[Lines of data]
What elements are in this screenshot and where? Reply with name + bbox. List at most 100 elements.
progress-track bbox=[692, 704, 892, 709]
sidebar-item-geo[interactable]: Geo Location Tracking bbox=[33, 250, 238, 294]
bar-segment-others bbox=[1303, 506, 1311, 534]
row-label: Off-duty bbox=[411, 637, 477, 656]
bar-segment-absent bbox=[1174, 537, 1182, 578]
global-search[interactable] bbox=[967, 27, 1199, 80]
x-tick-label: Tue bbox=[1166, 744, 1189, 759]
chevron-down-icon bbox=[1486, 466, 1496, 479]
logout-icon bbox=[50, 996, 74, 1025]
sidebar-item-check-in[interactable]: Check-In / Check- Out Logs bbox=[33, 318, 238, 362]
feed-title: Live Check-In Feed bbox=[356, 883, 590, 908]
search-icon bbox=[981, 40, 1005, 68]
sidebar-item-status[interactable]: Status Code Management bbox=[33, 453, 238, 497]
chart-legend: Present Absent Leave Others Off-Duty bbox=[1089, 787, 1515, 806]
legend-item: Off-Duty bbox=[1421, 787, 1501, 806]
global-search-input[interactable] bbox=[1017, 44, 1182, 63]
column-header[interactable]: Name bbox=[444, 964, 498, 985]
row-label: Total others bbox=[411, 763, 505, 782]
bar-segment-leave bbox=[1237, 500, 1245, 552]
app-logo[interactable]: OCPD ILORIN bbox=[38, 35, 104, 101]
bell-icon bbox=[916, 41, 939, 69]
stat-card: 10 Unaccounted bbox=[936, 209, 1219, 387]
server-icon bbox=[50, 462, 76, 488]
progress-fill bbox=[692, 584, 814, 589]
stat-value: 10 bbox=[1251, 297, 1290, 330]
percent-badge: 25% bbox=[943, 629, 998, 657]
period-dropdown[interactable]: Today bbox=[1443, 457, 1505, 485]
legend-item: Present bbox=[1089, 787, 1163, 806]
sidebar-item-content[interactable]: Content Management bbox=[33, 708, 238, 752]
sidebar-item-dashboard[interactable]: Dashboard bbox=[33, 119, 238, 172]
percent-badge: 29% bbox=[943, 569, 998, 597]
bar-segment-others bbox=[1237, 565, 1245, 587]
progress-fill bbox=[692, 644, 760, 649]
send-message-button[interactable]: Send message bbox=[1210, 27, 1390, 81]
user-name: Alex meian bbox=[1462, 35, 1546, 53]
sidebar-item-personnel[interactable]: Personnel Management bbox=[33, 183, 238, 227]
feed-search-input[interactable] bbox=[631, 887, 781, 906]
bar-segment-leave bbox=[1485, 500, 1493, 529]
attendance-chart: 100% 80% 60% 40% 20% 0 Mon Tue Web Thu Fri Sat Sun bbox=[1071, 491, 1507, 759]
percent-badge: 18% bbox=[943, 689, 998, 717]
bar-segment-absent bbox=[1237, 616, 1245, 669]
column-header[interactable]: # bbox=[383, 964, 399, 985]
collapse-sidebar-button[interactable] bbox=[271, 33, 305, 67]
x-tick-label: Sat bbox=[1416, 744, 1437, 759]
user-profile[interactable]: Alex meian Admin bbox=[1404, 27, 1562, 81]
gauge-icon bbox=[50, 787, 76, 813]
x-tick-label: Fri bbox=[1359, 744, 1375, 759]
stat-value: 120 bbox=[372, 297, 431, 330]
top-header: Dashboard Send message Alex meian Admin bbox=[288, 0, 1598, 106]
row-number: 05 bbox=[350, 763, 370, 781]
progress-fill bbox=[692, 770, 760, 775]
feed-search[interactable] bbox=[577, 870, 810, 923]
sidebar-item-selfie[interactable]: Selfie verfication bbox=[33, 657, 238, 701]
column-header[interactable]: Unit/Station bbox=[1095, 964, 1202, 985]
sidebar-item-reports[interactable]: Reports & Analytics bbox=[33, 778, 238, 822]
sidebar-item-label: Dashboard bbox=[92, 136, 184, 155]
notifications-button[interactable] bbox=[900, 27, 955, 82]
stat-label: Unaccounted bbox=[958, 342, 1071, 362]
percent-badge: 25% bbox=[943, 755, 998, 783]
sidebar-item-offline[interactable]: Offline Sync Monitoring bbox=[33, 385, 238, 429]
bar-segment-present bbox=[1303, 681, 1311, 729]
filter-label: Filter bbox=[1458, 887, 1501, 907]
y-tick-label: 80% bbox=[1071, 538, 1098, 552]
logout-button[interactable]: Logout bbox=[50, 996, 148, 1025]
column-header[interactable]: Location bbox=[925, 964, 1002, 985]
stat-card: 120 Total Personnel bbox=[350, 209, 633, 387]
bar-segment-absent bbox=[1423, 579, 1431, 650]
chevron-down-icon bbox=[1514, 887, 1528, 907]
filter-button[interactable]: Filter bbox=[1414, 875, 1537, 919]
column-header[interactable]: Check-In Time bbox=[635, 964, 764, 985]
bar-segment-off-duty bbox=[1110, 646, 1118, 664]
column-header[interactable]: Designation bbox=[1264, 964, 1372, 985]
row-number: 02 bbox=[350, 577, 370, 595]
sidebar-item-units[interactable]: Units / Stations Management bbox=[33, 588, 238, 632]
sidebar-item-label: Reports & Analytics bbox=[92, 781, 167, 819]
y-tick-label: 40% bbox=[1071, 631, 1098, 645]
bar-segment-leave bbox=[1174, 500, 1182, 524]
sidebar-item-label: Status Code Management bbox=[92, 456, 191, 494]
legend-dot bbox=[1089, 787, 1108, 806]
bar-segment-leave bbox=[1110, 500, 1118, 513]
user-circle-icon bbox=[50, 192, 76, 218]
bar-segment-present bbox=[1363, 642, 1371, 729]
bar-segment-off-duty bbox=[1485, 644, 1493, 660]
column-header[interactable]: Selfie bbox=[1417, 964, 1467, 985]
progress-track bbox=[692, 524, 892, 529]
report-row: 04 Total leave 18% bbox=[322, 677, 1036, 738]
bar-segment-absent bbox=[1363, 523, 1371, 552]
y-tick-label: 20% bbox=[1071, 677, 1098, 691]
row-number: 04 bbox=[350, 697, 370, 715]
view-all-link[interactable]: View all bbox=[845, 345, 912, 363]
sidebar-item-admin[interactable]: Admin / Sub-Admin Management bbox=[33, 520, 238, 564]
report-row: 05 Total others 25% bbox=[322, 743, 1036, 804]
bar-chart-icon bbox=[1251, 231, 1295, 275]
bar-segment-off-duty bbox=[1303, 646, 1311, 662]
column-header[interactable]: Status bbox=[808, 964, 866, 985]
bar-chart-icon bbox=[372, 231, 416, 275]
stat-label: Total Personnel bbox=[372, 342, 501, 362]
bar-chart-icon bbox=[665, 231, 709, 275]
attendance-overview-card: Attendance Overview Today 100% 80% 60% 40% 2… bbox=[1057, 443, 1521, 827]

> **Short problem**
Edit the records above by changing every "bar-segment" to "stacked-bar" and leaving everything else as it is.

> **The solution**
What elements are in this screenshot and where? Reply with name + bbox. List at most 100 elements.
progress-track bbox=[692, 704, 892, 709]
sidebar-item-geo[interactable]: Geo Location Tracking bbox=[33, 250, 238, 294]
stacked-bar-others bbox=[1303, 506, 1311, 534]
row-label: Off-duty bbox=[411, 637, 477, 656]
stacked-bar-absent bbox=[1174, 537, 1182, 578]
global-search[interactable] bbox=[967, 27, 1199, 80]
x-tick-label: Tue bbox=[1166, 744, 1189, 759]
chevron-down-icon bbox=[1486, 466, 1496, 479]
logout-icon bbox=[50, 996, 74, 1025]
sidebar-item-check-in[interactable]: Check-In / Check- Out Logs bbox=[33, 318, 238, 362]
feed-title: Live Check-In Feed bbox=[356, 883, 590, 908]
search-icon bbox=[981, 40, 1005, 68]
sidebar-item-status[interactable]: Status Code Management bbox=[33, 453, 238, 497]
chart-legend: Present Absent Leave Others Off-Duty bbox=[1089, 787, 1515, 806]
legend-item: Off-Duty bbox=[1421, 787, 1501, 806]
global-search-input[interactable] bbox=[1017, 44, 1182, 63]
column-header[interactable]: Name bbox=[444, 964, 498, 985]
row-label: Total others bbox=[411, 763, 505, 782]
stacked-bar-leave bbox=[1237, 500, 1245, 552]
app-logo[interactable]: OCPD ILORIN bbox=[38, 35, 104, 101]
bell-icon bbox=[916, 41, 939, 69]
stat-card: 10 Unaccounted bbox=[936, 209, 1219, 387]
server-icon bbox=[50, 462, 76, 488]
progress-fill bbox=[692, 584, 814, 589]
stat-value: 10 bbox=[1251, 297, 1290, 330]
percent-badge: 25% bbox=[943, 629, 998, 657]
period-dropdown[interactable]: Today bbox=[1443, 457, 1505, 485]
legend-item: Present bbox=[1089, 787, 1163, 806]
sidebar-item-content[interactable]: Content Management bbox=[33, 708, 238, 752]
sidebar-item-dashboard[interactable]: Dashboard bbox=[33, 119, 238, 172]
percent-badge: 29% bbox=[943, 569, 998, 597]
stacked-bar-others bbox=[1237, 565, 1245, 587]
progress-fill bbox=[692, 644, 760, 649]
send-message-button[interactable]: Send message bbox=[1210, 27, 1390, 81]
user-name: Alex meian bbox=[1462, 35, 1546, 53]
sidebar-item-personnel[interactable]: Personnel Management bbox=[33, 183, 238, 227]
feed-search-input[interactable] bbox=[631, 887, 781, 906]
stacked-bar-leave bbox=[1485, 500, 1493, 529]
attendance-chart: 100% 80% 60% 40% 20% 0 Mon Tue Web Thu Fri Sat Sun bbox=[1071, 491, 1507, 759]
percent-badge: 18% bbox=[943, 689, 998, 717]
stacked-bar-absent bbox=[1237, 616, 1245, 669]
column-header[interactable]: # bbox=[383, 964, 399, 985]
collapse-sidebar-button[interactable] bbox=[271, 33, 305, 67]
x-tick-label: Sat bbox=[1416, 744, 1437, 759]
user-profile[interactable]: Alex meian Admin bbox=[1404, 27, 1562, 81]
gauge-icon bbox=[50, 787, 76, 813]
x-tick-label: Fri bbox=[1359, 744, 1375, 759]
stat-value: 120 bbox=[372, 297, 431, 330]
top-header: Dashboard Send message Alex meian Admin bbox=[288, 0, 1598, 106]
row-number: 05 bbox=[350, 763, 370, 781]
progress-fill bbox=[692, 770, 760, 775]
feed-search[interactable] bbox=[577, 870, 810, 923]
sidebar-item-selfie[interactable]: Selfie verfication bbox=[33, 657, 238, 701]
column-header[interactable]: Unit/Station bbox=[1095, 964, 1202, 985]
sidebar-item-reports[interactable]: Reports & Analytics bbox=[33, 778, 238, 822]
sidebar-item-label: Dashboard bbox=[92, 136, 184, 155]
notifications-button[interactable] bbox=[900, 27, 955, 82]
stat-label: Unaccounted bbox=[958, 342, 1071, 362]
percent-badge: 25% bbox=[943, 755, 998, 783]
sidebar-item-offline[interactable]: Offline Sync Monitoring bbox=[33, 385, 238, 429]
stacked-bar-present bbox=[1303, 681, 1311, 729]
filter-label: Filter bbox=[1458, 887, 1501, 907]
y-tick-label: 80% bbox=[1071, 538, 1098, 552]
logout-button[interactable]: Logout bbox=[50, 996, 148, 1025]
column-header[interactable]: Location bbox=[925, 964, 1002, 985]
stat-card: 120 Total Personnel bbox=[350, 209, 633, 387]
stacked-bar-absent bbox=[1423, 579, 1431, 650]
chevron-down-icon bbox=[1514, 887, 1528, 907]
filter-button[interactable]: Filter bbox=[1414, 875, 1537, 919]
column-header[interactable]: Check-In Time bbox=[635, 964, 764, 985]
stacked-bar-off-duty bbox=[1110, 646, 1118, 664]
column-header[interactable]: Designation bbox=[1264, 964, 1372, 985]
row-number: 02 bbox=[350, 577, 370, 595]
sidebar-item-units[interactable]: Units / Stations Management bbox=[33, 588, 238, 632]
sidebar-item-label: Reports & Analytics bbox=[92, 781, 167, 819]
y-tick-label: 40% bbox=[1071, 631, 1098, 645]
stacked-bar-leave bbox=[1174, 500, 1182, 524]
sidebar-item-label: Status Code Management bbox=[92, 456, 191, 494]
legend-dot bbox=[1089, 787, 1108, 806]
stacked-bar-leave bbox=[1110, 500, 1118, 513]
user-circle-icon bbox=[50, 192, 76, 218]
stacked-bar-present bbox=[1363, 642, 1371, 729]
stacked-bar-off-duty bbox=[1485, 644, 1493, 660]
column-header[interactable]: Selfie bbox=[1417, 964, 1467, 985]
progress-track bbox=[692, 524, 892, 529]
report-row: 04 Total leave 18% bbox=[322, 677, 1036, 738]
stacked-bar-absent bbox=[1363, 523, 1371, 552]
y-tick-label: 20% bbox=[1071, 677, 1098, 691]
row-number: 04 bbox=[350, 697, 370, 715]
view-all-link[interactable]: View all bbox=[845, 345, 912, 363]
sidebar-item-admin[interactable]: Admin / Sub-Admin Management bbox=[33, 520, 238, 564]
report-row: 05 Total others 25% bbox=[322, 743, 1036, 804]
bar-chart-icon bbox=[1251, 231, 1295, 275]
stacked-bar-off-duty bbox=[1303, 646, 1311, 662]
column-header[interactable]: Status bbox=[808, 964, 866, 985]
bar-chart-icon bbox=[372, 231, 416, 275]
stat-label: Total Personnel bbox=[372, 342, 501, 362]
bar-chart-icon bbox=[665, 231, 709, 275]
attendance-overview-card: Attendance Overview Today 100% 80% 60% 40% 2… bbox=[1057, 443, 1521, 827]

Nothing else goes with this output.